• [Data records]
**********

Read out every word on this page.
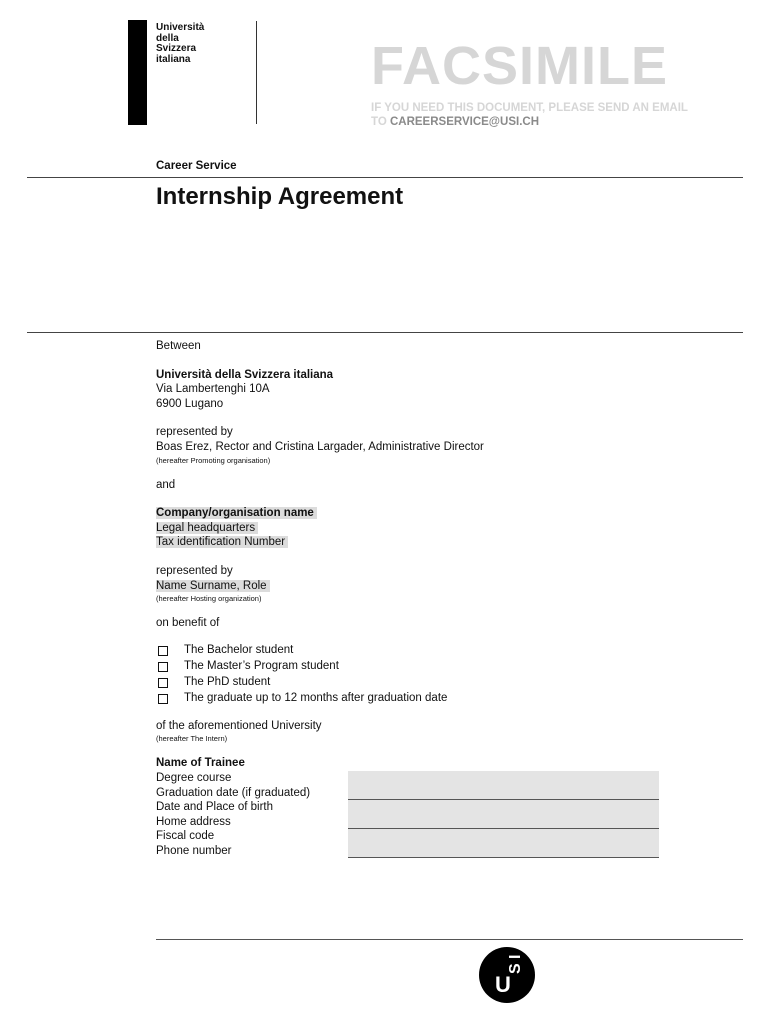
Università
della
Svizzera
italiana	FACSIMILE
IF YOU NEED THIS DOCUMENT, PLEASE SEND AN EMAIL
TO CAREERSERVICE@USI.CH
Career Service
Internship Agreement
Between
Università della Svizzera italiana
Via Lambertenghi 10A
6900 Lugano
represented by
Boas Erez, Rector and Cristina Largader, Administrative Director
(hereafter Promoting organisation)
and
Company/organisation name
Legal headquarters
Tax identification Number
represented by
Name Surname, Role
(hereafter Hosting organization)
on benefit of
The Bachelor student
The Master’s Program student
The PhD student
The graduate up to 12 months after graduation date
of the aforementioned University
(hereafter The Intern)
Name of Trainee
Degree course
Graduation date (if graduated)
Date and Place of birth
Home address
Fiscal code
Phone number
U
S
I
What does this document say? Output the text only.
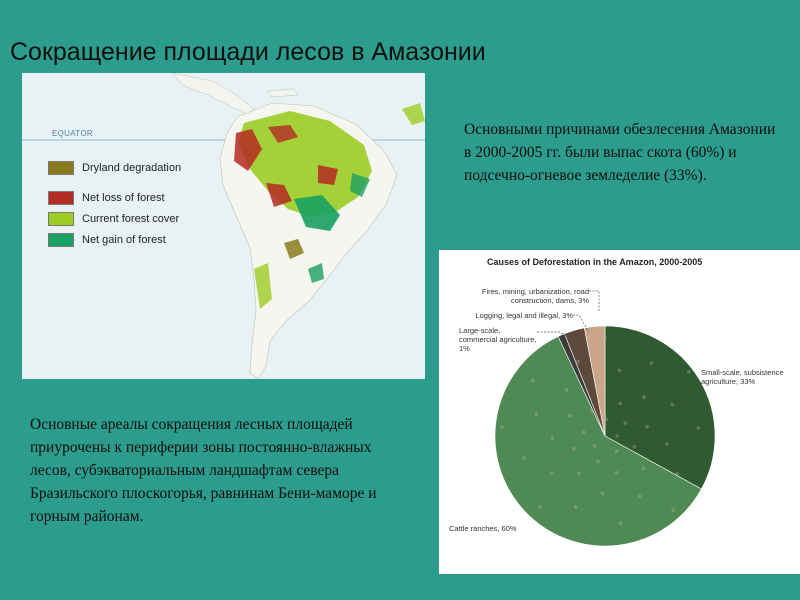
Сокращение площади лесов в Амазонии
EQUATOR
Dryland degradation
Net loss of forest
Current forest cover
Net gain of forest
Основными причинами обезлесения Амазонии в 2000-2005 гг. были выпас скота (60%) и подсечно-огневое земледелие (33%).
Causes of Deforestation in the Amazon, 2000-2005
Fires, mining, urbanization, road construction, dams, 3%
Logging, legal and illegal, 3%
Large-scale, commercial agriculture, 1%
Small-scale, subsistence agriculture, 33%
Cattle ranches, 60%
Основные ареалы сокращения лесных площадей приурочены к периферии зоны постоянно-влажных лесов, субэкваториальным ландшафтам севера Бразильского плоскогорья, равнинам Бени-маморе и горным районам.
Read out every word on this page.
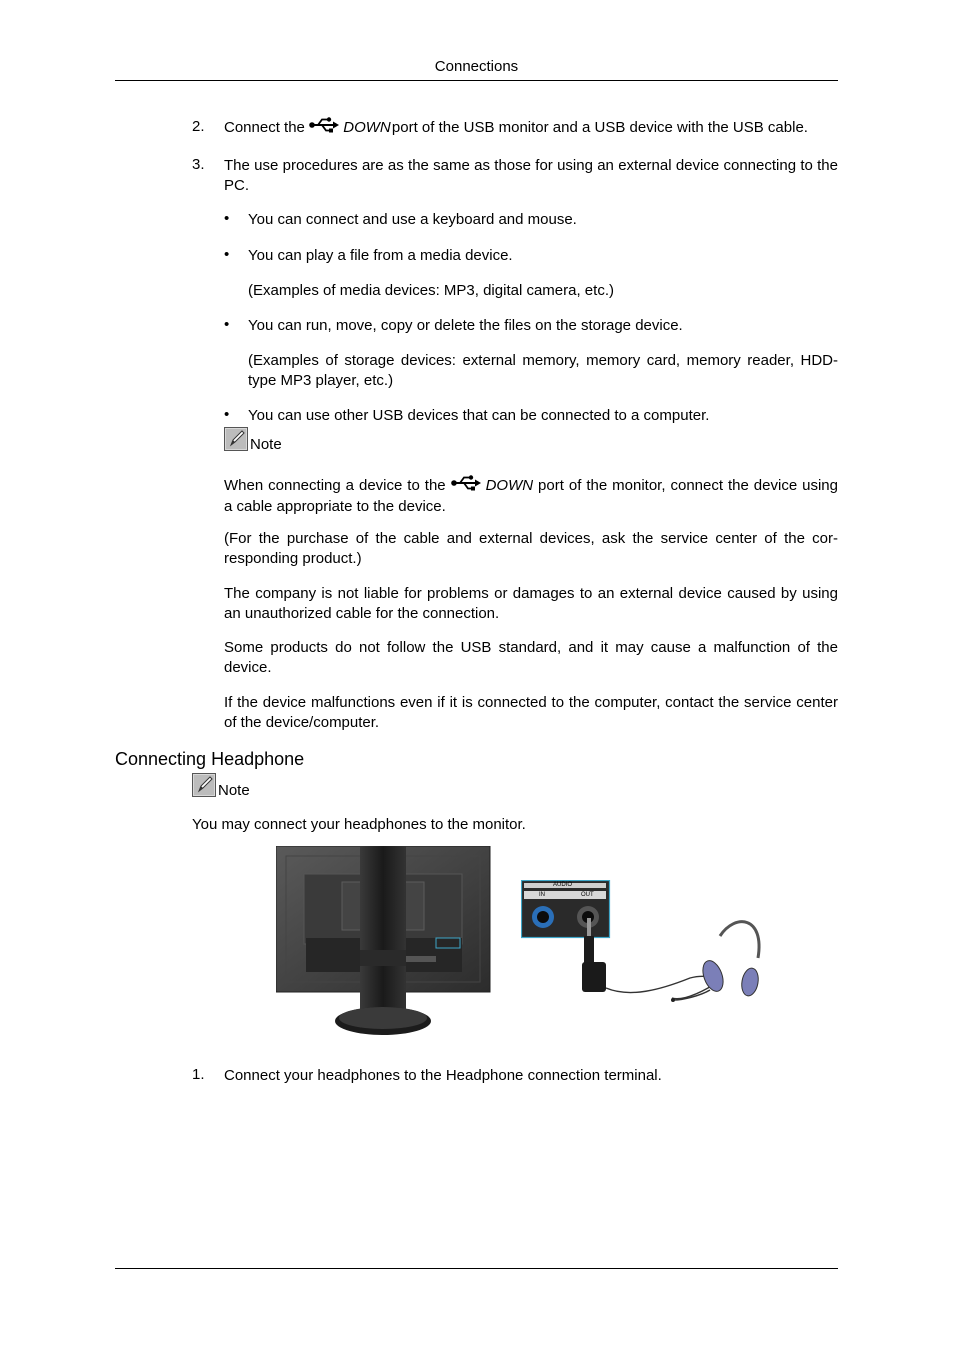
Connections
2. Connect the	DOWN port of the USB monitor and a USB device with the USB cable.
3. The use procedures are as the same as those for using an external device connecting to the PC.
• You can connect and use a keyboard and mouse.
• You can play a file from a media device.
(Examples of media devices: MP3, digital camera, etc.)
• You can run, move, copy or delete the files on the storage device.
(Examples of storage devices: external memory, memory card, memory reader, HDD-type MP3 player, etc.)
• You can use other USB devices that can be connected to a computer.
Note
When connecting a device to the	DOWN port of the monitor, connect the device using a cable appropriate to the device.
(For the purchase of the cable and external devices, ask the service center of the cor-responding product.)
The company is not liable for problems or damages to an external device caused by using an unauthorized cable for the connection.
Some products do not follow the USB standard, and it may cause a malfunction of the device.
If the device malfunctions even if it is connected to the computer, contact the service center of the device/computer.
Connecting Headphone
Note
You may connect your headphones to the monitor.
AUDIO
IN	OUT
1. Connect your headphones to the Headphone connection terminal.
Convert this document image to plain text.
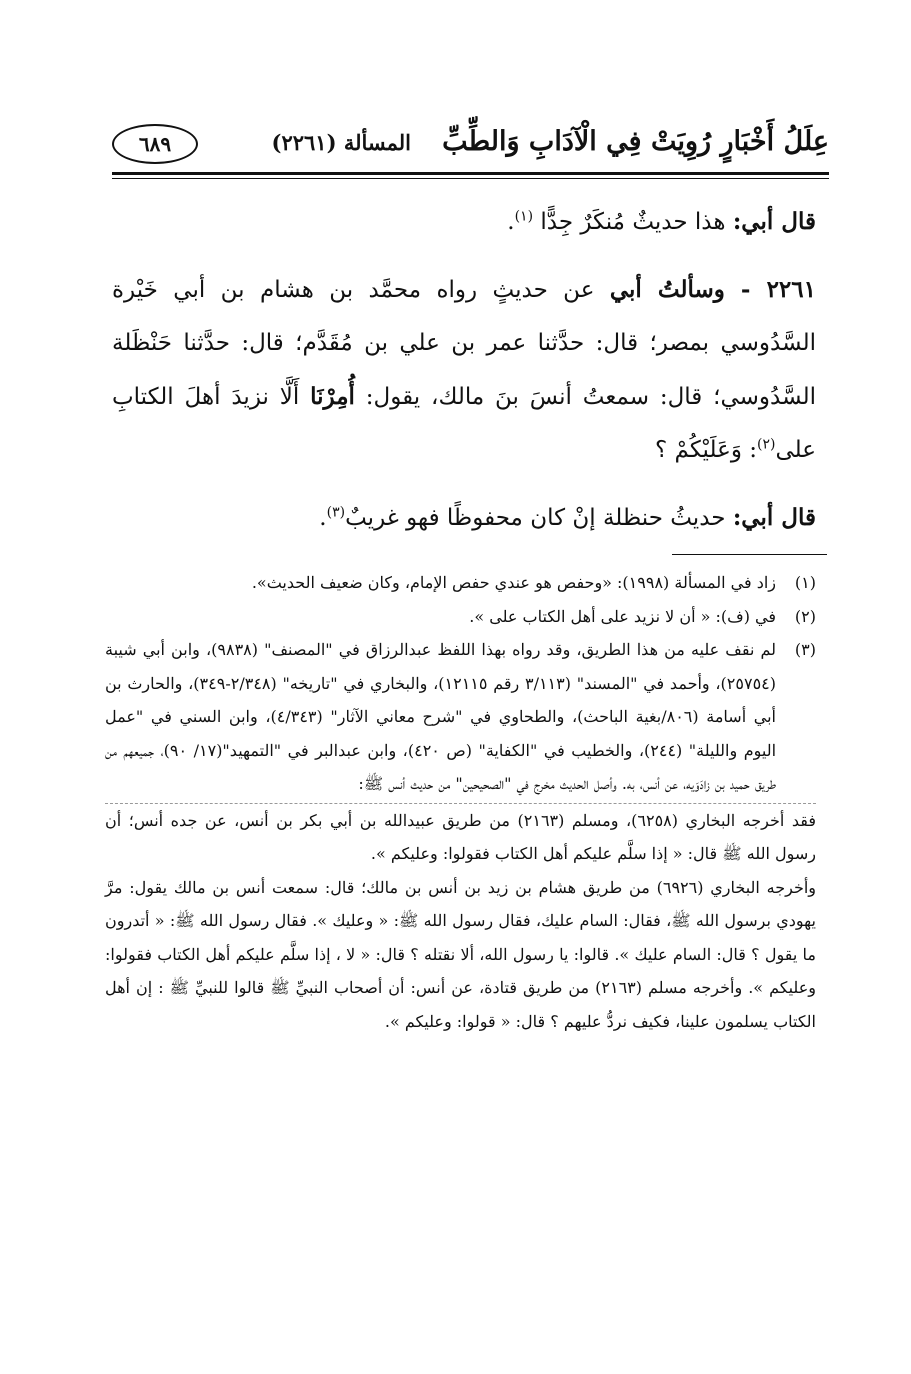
عِلَلُ أَخْبَارٍ رُوِيَتْ فِي الْآدَابِ وَالطِّبِّ
المسألة (٢٢٦١)
٦٨٩

قال أبي: هذا حديثٌ مُنكَرٌ جِدًّا $^{(١)}$.

٢٢٦١ - وسألتُ أبي عن حديثٍ رواه محمَّد بن هشام بن أبي خَيْرة السَّدُوسي بمصر؛ قال: حدَّثنا عمر بن علي بن مُقَدَّم؛ قال: حدَّثنا حَنْظَلة السَّدُوسي؛ قال: سمعتُ أنسَ بنَ مالك، يقول: أُمِرْنَا أَلَّا نزيدَ أهلَ الكتابِ على$^{(٢)}$: وَعَلَيْكُمْ ؟

قال أبي: حديثُ حنظلة إنْ كان محفوظًا فهو غريبٌ$^{(٣)}$.

(١)
زاد في المسألة (١٩٩٨): «وحفص هو عندي حفص الإمام، وكان ضعيف الحديث».
(٢)
في (ف): « أن لا نزيد على أهل الكتاب على ».
(٣)
لم نقف عليه من هذا الطريق، وقد رواه بهذا اللفظ عبدالرزاق في "المصنف" (٩٨٣٨)، وابن أبي شيبة (٢٥٧٥٤)، وأحمد في "المسند" (٣/١١٣ رقم ١٢١١٥)، والبخاري في "تاريخه" (٢/٣٤٨-٣٤٩)، والحارث بن أبي أسامة (٨٠٦/بغية الباحث)، والطحاوي في "شرح معاني الآثار" (٤/٣٤٣)، وابن السني في "عمل اليوم والليلة" (٢٤٤)، والخطيب في "الكفاية" (ص ٤٢٠)، وابن عبدالبر في "التمهيد"(١٧/ ٩٠)، جميعهم من طريق حميد بن زادَوَيه، عن أنس، به. وأصل الحديث مخرج في "الصحيحين" من حديث أنس ﷺ:

فقد أخرجه البخاري (٦٢٥٨)، ومسلم (٢١٦٣) من طريق عبيدالله بن أبي بكر بن أنس، عن جده أنس؛ أن رسول الله ﷺ قال: « إذا سلَّم عليكم أهل الكتاب فقولوا: وعليكم ».

وأخرجه البخاري (٦٩٢٦) من طريق هشام بن زيد بن أنس بن مالك؛ قال: سمعت أنس بن مالك يقول: مرَّ يهودي برسول الله ﷺ، فقال: السام عليك، فقال رسول الله ﷺ: « وعليك ». فقال رسول الله ﷺ: « أتدرون ما يقول ؟ قال: السام عليك ». قالوا: يا رسول الله، ألا نقتله ؟ قال: « لا ، إذا سلَّم عليكم أهل الكتاب فقولوا: وعليكم ». وأخرجه مسلم (٢١٦٣) من طريق قتادة، عن أنس: أن أصحاب النبيِّ ﷺ قالوا للنبيِّ ﷺ : إن أهل الكتاب يسلمون علينا، فكيف نردُّ عليهم ؟ قال: « قولوا: وعليكم ».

**********

• [WHAT YOU NEED TO DO] Tell how many lines in the material contain the word "devices". Only the number is wanted.

• [CORRECT RESULT] 4